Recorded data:
---+---
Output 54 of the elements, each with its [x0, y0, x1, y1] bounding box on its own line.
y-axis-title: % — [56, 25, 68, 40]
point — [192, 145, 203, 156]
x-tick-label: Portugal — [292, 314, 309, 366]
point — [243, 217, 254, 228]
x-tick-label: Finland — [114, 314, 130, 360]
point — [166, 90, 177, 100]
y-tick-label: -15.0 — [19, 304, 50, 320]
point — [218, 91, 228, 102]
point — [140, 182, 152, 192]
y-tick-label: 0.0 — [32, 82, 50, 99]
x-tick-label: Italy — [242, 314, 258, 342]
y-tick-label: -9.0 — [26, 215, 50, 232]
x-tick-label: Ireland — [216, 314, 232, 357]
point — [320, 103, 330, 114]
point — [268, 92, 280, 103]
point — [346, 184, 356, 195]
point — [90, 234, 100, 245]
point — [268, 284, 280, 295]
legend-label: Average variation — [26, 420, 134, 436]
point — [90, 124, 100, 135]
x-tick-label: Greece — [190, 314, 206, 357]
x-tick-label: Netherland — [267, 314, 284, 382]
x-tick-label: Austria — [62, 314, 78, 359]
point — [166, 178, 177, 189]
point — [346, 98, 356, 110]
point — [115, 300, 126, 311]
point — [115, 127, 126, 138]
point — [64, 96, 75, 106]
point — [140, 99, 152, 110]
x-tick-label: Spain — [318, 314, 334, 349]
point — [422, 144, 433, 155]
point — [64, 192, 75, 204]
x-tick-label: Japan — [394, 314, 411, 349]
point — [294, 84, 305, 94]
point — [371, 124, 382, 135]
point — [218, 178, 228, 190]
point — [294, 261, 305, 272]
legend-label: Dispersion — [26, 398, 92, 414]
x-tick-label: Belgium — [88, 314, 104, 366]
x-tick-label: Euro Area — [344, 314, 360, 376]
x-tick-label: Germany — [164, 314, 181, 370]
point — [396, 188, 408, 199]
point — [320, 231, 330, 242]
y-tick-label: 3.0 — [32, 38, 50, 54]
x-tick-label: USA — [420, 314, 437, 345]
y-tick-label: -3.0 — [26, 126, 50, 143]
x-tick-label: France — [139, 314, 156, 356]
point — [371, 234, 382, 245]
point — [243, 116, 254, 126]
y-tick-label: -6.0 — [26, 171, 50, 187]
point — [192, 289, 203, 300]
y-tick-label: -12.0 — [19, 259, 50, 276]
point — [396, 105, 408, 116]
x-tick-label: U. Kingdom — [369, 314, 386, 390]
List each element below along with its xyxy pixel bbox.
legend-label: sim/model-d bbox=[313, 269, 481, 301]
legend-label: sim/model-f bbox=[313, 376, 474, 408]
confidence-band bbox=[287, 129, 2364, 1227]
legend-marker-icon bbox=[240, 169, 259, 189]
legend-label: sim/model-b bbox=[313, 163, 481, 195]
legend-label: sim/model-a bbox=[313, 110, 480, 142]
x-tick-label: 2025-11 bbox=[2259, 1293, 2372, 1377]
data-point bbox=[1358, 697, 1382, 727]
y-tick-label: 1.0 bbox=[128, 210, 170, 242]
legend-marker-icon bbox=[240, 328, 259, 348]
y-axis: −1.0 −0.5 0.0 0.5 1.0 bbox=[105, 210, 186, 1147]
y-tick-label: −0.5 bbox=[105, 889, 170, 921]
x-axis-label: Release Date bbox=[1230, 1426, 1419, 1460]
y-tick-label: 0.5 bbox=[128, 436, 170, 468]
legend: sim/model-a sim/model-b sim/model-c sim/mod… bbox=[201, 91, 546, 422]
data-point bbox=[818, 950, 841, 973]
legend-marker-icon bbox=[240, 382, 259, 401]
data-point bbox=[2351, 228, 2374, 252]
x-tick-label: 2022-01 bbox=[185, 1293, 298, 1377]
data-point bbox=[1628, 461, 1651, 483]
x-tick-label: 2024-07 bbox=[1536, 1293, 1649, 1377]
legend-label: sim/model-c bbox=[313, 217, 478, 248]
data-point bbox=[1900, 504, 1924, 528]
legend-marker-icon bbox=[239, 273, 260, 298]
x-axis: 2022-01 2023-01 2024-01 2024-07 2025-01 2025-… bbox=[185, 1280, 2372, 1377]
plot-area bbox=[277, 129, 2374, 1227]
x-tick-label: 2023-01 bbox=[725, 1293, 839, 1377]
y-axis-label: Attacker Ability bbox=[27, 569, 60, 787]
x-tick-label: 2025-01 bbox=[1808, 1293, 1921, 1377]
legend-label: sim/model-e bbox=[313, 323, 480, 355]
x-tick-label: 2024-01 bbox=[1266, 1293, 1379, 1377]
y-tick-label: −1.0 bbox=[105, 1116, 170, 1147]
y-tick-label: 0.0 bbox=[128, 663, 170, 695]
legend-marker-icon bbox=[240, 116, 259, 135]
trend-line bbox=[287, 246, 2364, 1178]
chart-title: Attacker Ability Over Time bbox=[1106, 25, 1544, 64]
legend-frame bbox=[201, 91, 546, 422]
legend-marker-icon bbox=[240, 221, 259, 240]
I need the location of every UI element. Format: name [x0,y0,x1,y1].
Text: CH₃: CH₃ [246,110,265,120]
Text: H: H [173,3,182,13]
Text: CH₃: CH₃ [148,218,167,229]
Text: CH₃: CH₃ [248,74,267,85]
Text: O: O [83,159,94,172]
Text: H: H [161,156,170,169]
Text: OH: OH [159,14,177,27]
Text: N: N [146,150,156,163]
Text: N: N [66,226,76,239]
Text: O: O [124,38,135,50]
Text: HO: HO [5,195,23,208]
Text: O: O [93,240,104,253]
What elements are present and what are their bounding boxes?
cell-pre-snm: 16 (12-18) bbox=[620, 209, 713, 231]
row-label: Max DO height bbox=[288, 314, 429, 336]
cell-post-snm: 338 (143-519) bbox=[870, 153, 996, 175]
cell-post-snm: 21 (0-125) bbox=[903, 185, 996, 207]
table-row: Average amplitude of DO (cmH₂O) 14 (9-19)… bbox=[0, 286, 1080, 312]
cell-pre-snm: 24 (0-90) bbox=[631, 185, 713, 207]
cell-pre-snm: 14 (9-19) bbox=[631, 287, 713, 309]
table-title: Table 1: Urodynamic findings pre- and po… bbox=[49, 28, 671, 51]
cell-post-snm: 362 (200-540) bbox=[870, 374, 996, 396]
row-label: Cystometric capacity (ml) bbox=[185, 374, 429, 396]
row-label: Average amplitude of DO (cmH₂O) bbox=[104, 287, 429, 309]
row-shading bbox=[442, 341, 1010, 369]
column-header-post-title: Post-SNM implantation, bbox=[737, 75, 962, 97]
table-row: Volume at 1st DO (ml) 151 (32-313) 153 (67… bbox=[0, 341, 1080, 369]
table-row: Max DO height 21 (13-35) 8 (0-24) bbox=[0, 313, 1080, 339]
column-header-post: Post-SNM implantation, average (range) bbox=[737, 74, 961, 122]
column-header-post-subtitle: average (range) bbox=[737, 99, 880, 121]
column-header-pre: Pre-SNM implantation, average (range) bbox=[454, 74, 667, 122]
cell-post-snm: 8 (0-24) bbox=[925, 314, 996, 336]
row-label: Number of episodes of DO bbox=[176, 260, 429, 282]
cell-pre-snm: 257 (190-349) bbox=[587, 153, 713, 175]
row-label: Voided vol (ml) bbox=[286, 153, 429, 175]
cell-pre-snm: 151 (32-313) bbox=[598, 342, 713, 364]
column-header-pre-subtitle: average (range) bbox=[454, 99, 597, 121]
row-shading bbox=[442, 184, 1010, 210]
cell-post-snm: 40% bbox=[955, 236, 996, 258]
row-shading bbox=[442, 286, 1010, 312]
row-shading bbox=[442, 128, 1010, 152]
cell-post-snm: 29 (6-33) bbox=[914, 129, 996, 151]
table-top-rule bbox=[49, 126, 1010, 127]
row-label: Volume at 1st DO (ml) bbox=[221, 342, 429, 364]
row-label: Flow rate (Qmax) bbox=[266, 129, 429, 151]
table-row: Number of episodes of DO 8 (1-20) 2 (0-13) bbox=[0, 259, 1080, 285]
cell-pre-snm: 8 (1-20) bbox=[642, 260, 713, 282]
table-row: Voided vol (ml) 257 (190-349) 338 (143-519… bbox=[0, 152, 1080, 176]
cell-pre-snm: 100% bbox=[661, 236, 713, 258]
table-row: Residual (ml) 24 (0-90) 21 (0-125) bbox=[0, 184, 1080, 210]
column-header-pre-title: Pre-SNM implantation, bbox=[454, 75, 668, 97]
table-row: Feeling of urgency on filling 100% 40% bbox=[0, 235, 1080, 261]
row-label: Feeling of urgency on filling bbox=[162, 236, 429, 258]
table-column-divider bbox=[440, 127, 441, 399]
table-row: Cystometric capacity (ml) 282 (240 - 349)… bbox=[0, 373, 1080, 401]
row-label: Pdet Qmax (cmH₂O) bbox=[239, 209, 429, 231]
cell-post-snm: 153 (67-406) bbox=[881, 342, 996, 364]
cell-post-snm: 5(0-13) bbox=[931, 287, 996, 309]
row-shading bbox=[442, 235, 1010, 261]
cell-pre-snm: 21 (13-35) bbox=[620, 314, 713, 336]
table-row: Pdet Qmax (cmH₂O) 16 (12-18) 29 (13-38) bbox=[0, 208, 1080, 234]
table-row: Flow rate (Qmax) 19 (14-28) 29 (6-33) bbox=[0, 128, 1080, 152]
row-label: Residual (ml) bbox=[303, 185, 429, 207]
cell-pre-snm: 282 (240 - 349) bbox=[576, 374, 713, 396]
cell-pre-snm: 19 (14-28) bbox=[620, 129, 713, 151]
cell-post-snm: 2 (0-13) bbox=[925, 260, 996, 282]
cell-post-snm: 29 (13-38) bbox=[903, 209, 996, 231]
---+---
Set problem: Pull out every line unchanged, beginning at the very start of the items above and going on through the line that contains "point — [268, 284, 280, 295]". Include both of those end lines.

Result of the exercise:
Output 54 of the elements, each with its [x0, y0, x1, y1] bounding box on its own line.
y-axis-title: % — [56, 25, 68, 40]
point — [192, 145, 203, 156]
x-tick-label: Portugal — [292, 314, 309, 366]
point — [243, 217, 254, 228]
x-tick-label: Finland — [114, 314, 130, 360]
point — [166, 90, 177, 100]
y-tick-label: -15.0 — [19, 304, 50, 320]
point — [218, 91, 228, 102]
point — [140, 182, 152, 192]
y-tick-label: 0.0 — [32, 82, 50, 99]
x-tick-label: Italy — [242, 314, 258, 342]
y-tick-label: -9.0 — [26, 215, 50, 232]
x-tick-label: Ireland — [216, 314, 232, 357]
point — [320, 103, 330, 114]
point — [268, 92, 280, 103]
point — [346, 184, 356, 195]
point — [90, 234, 100, 245]
point — [268, 284, 280, 295]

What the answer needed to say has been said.